Stated problem: Output each entry exactly; skip nothing.

Provided material:
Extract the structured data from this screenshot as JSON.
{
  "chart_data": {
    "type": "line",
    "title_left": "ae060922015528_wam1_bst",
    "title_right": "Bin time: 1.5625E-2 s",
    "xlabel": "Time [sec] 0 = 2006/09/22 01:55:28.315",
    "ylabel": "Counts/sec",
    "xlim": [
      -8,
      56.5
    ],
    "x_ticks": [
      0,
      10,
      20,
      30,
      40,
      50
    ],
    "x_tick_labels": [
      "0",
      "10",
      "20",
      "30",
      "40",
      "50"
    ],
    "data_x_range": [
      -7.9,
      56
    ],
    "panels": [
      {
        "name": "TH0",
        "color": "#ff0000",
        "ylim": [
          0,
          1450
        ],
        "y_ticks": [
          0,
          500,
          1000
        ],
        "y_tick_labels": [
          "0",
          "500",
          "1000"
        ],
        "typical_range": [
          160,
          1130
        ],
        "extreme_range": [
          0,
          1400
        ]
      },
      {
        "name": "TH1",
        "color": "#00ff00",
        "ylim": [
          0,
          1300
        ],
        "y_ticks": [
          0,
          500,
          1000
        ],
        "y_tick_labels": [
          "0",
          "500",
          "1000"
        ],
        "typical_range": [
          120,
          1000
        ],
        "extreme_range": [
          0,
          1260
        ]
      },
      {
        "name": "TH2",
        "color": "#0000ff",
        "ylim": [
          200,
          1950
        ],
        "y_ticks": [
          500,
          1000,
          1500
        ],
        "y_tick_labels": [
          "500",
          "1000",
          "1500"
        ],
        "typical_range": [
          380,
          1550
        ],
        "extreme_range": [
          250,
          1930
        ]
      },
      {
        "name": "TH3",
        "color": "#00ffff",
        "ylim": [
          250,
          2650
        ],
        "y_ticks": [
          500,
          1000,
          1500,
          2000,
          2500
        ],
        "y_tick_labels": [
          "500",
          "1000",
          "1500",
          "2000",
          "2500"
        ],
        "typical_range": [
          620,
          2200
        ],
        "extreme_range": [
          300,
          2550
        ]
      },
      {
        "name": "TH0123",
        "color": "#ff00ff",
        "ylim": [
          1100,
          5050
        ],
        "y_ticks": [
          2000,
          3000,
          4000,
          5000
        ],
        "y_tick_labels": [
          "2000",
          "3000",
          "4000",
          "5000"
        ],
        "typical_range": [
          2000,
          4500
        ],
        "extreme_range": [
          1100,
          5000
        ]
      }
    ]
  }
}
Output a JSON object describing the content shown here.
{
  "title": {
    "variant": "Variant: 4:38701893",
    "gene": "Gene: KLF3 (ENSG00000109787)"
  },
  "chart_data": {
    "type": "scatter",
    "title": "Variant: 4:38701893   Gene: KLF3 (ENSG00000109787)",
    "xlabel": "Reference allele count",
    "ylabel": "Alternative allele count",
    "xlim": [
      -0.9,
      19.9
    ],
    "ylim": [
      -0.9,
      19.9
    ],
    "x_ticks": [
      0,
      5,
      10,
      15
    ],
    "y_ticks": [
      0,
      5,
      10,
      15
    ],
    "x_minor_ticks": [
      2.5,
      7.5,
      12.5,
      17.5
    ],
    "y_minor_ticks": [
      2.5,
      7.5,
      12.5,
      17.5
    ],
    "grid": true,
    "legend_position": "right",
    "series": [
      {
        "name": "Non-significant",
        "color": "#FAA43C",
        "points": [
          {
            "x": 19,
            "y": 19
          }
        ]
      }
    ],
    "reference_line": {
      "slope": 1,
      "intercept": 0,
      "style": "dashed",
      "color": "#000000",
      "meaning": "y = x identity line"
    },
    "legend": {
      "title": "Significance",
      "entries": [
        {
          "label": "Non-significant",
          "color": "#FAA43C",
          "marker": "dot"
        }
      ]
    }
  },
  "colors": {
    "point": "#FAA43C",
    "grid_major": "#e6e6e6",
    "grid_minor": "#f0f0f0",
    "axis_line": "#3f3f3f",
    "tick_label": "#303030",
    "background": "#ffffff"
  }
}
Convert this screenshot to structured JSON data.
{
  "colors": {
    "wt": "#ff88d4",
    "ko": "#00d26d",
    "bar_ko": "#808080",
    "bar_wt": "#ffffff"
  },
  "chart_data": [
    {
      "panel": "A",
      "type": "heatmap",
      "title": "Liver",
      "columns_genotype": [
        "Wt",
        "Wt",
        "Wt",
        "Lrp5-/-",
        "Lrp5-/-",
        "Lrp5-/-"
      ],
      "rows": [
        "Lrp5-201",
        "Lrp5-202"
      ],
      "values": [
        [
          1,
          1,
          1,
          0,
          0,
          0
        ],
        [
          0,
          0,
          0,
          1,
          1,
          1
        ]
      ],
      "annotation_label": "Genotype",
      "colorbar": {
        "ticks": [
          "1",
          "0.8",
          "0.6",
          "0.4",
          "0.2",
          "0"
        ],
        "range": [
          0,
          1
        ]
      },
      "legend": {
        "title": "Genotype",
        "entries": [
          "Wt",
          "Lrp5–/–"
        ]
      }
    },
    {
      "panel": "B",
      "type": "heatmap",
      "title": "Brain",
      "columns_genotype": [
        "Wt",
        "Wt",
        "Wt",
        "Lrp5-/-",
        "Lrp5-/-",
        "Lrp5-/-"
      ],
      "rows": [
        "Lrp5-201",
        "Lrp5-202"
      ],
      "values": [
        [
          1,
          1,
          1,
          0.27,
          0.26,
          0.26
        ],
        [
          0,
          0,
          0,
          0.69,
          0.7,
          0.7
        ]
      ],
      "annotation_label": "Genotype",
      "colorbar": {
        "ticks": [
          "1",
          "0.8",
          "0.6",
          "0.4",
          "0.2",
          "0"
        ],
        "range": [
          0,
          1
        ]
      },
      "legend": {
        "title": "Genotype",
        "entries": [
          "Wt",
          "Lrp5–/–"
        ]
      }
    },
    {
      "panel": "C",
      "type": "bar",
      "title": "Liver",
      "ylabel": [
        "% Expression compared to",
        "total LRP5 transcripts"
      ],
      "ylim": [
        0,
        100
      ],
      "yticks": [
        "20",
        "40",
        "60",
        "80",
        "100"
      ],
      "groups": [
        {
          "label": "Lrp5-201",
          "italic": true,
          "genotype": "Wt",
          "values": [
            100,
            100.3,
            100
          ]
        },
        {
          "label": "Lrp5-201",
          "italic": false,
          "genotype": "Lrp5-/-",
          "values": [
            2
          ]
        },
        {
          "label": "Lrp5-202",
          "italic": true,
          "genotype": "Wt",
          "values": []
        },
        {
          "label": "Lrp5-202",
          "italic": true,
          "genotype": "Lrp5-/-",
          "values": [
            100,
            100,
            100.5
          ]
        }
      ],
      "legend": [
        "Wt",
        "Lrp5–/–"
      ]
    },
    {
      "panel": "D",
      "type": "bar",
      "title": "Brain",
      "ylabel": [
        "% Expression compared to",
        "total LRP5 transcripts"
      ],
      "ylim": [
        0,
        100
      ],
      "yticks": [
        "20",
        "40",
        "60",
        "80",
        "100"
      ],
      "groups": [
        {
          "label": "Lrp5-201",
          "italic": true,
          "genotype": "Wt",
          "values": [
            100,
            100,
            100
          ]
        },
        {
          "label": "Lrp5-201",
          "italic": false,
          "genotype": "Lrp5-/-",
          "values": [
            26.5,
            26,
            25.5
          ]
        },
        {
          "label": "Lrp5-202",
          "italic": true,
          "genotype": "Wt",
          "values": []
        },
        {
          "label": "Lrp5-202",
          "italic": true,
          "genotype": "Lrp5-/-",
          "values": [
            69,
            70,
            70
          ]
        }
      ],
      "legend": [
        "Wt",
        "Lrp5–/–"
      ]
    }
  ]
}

Result of the task:
Extract the structured data from this screenshot as JSON.
{
  "chart_data": {
    "type": "line",
    "title_left": "ae060922015528_wam1_bst",
    "title_right": "Bin time: 1.5625E-2 s",
    "xlabel": "Time [sec] 0 = 2006/09/22 01:55:28.315",
    "ylabel": "Counts/sec",
    "xlim": [
      -8,
      56.5
    ],
    "x_ticks": [
      0,
      10,
      20,
      30,
      40,
      50
    ],
    "x_tick_labels": [
      "0",
      "10",
      "20",
      "30",
      "40",
      "50"
    ],
    "data_x_range": [
      -7.9,
      56
    ],
    "panels": [
      {
        "name": "TH0",
        "color": "#ff0000",
        "ylim": [
          0,
          1450
        ],
        "y_ticks": [
          0,
          500,
          1000
        ],
        "y_tick_labels": [
          "0",
          "500",
          "1000"
        ],
        "typical_range": [
          160,
          1130
        ],
        "extreme_range": [
          0,
          1400
        ]
      },
      {
        "name": "TH1",
        "color": "#00ff00",
        "ylim": [
          0,
          1300
        ],
        "y_ticks": [
          0,
          500,
          1000
        ],
        "y_tick_labels": [
          "0",
          "500",
          "1000"
        ],
        "typical_range": [
          120,
          1000
        ],
        "extreme_range": [
          0,
          1260
        ]
      },
      {
        "name": "TH2",
        "color": "#0000ff",
        "ylim": [
          200,
          1950
        ],
        "y_ticks": [
          500,
          1000,
          1500
        ],
        "y_tick_labels": [
          "500",
          "1000",
          "1500"
        ],
        "typical_range": [
          380,
          1550
        ],
        "extreme_range": [
          250,
          1930
        ]
      },
      {
        "name": "TH3",
        "color": "#00ffff",
        "ylim": [
          250,
          2650
        ],
        "y_ticks": [
          500,
          1000,
          1500,
          2000,
          2500
        ],
        "y_tick_labels": [
          "500",
          "1000",
          "1500",
          "2000",
          "2500"
        ],
        "typical_range": [
          620,
          2200
        ],
        "extreme_range": [
          300,
          2550
        ]
      },
      {
        "name": "TH0123",
        "color": "#ff00ff",
        "ylim": [
          1100,
          5050
        ],
        "y_ticks": [
          2000,
          3000,
          4000,
          5000
        ],
        "y_tick_labels": [
          "2000",
          "3000",
          "4000",
          "5000"
        ],
        "typical_range": [
          2000,
          4500
        ],
        "extreme_range": [
          1100,
          5000
        ]
      }
    ]
  }
}
Output a JSON object describing the content shown here.
{
  "title": {
    "variant": "Variant: 4:38701893",
    "gene": "Gene: KLF3 (ENSG00000109787)"
  },
  "chart_data": {
    "type": "scatter",
    "title": "Variant: 4:38701893   Gene: KLF3 (ENSG00000109787)",
    "xlabel": "Reference allele count",
    "ylabel": "Alternative allele count",
    "xlim": [
      -0.9,
      19.9
    ],
    "ylim": [
      -0.9,
      19.9
    ],
    "x_ticks": [
      0,
      5,
      10,
      15
    ],
    "y_ticks": [
      0,
      5,
      10,
      15
    ],
    "x_minor_ticks": [
      2.5,
      7.5,
      12.5,
      17.5
    ],
    "y_minor_ticks": [
      2.5,
      7.5,
      12.5,
      17.5
    ],
    "grid": true,
    "legend_position": "right",
    "series": [
      {
        "name": "Non-significant",
        "color": "#FAA43C",
        "points": [
          {
            "x": 19,
            "y": 19
          }
        ]
      }
    ],
    "reference_line": {
      "slope": 1,
      "intercept": 0,
      "style": "dashed",
      "color": "#000000",
      "meaning": "y = x identity line"
    },
    "legend": {
      "title": "Significance",
      "entries": [
        {
          "label": "Non-significant",
          "color": "#FAA43C",
          "marker": "dot"
        }
      ]
    }
  },
  "colors": {
    "point": "#FAA43C",
    "grid_major": "#e6e6e6",
    "grid_minor": "#f0f0f0",
    "axis_line": "#3f3f3f",
    "tick_label": "#303030",
    "background": "#ffffff"
  }
}
Convert this screenshot to structured JSON data.
{
  "colors": {
    "wt": "#ff88d4",
    "ko": "#00d26d",
    "bar_ko": "#808080",
    "bar_wt": "#ffffff"
  },
  "chart_data": [
    {
      "panel": "A",
      "type": "heatmap",
      "title": "Liver",
      "columns_genotype": [
        "Wt",
        "Wt",
        "Wt",
        "Lrp5-/-",
        "Lrp5-/-",
        "Lrp5-/-"
      ],
      "rows": [
        "Lrp5-201",
        "Lrp5-202"
      ],
      "values": [
        [
          1,
          1,
          1,
          0,
          0,
          0
        ],
        [
          0,
          0,
          0,
          1,
          1,
          1
        ]
      ],
      "annotation_label": "Genotype",
      "colorbar": {
        "ticks": [
          "1",
          "0.8",
          "0.6",
          "0.4",
          "0.2",
          "0"
        ],
        "range": [
          0,
          1
        ]
      },
      "legend": {
        "title": "Genotype",
        "entries": [
          "Wt",
          "Lrp5–/–"
        ]
      }
    },
    {
      "panel": "B",
      "type": "heatmap",
      "title": "Brain",
      "columns_genotype": [
        "Wt",
        "Wt",
        "Wt",
        "Lrp5-/-",
        "Lrp5-/-",
        "Lrp5-/-"
      ],
      "rows": [
        "Lrp5-201",
        "Lrp5-202"
      ],
      "values": [
        [
          1,
          1,
          1,
          0.27,
          0.26,
          0.26
        ],
        [
          0,
          0,
          0,
          0.69,
          0.7,
          0.7
        ]
      ],
      "annotation_label": "Genotype",
      "colorbar": {
        "ticks": [
          "1",
          "0.8",
          "0.6",
          "0.4",
          "0.2",
          "0"
        ],
        "range": [
          0,
          1
        ]
      },
      "legend": {
        "title": "Genotype",
        "entries": [
          "Wt",
          "Lrp5–/–"
        ]
      }
    },
    {
      "panel": "C",
      "type": "bar",
      "title": "Liver",
      "ylabel": [
        "% Expression compared to",
        "total LRP5 transcripts"
      ],
      "ylim": [
        0,
        100
      ],
      "yticks": [
        "20",
        "40",
        "60",
        "80",
        "100"
      ],
      "groups": [
        {
          "label": "Lrp5-201",
          "italic": true,
          "genotype": "Wt",
          "values": [
            100,
            100.3,
            100
          ]
        },
        {
          "label": "Lrp5-201",
          "italic": false,
          "genotype": "Lrp5-/-",
          "values": [
            2
          ]
        },
        {
          "label": "Lrp5-202",
          "italic": true,
          "genotype": "Wt",
          "values": []
        },
        {
          "label": "Lrp5-202",
          "italic": true,
          "genotype": "Lrp5-/-",
          "values": [
            100,
            100,
            100.5
          ]
        }
      ],
      "legend": [
        "Wt",
        "Lrp5–/–"
      ]
    },
    {
      "panel": "D",
      "type": "bar",
      "title": "Brain",
      "ylabel": [
        "% Expression compared to",
        "total LRP5 transcripts"
      ],
      "ylim": [
        0,
        100
      ],
      "yticks": [
        "20",
        "40",
        "60",
        "80",
        "100"
      ],
      "groups": [
        {
          "label": "Lrp5-201",
          "italic": true,
          "genotype": "Wt",
          "values": [
            100,
            100,
            100
          ]
        },
        {
          "label": "Lrp5-201",
          "italic": false,
          "genotype": "Lrp5-/-",
          "values": [
            26.5,
            26,
            25.5
          ]
        },
        {
          "label": "Lrp5-202",
          "italic": true,
          "genotype": "Wt",
          "values": []
        },
        {
          "label": "Lrp5-202",
          "italic": true,
          "genotype": "Lrp5-/-",
          "values": [
            69,
            70,
            70
          ]
        }
      ],
      "legend": [
        "Wt",
        "Lrp5–/–"
      ]
    }
  ]
}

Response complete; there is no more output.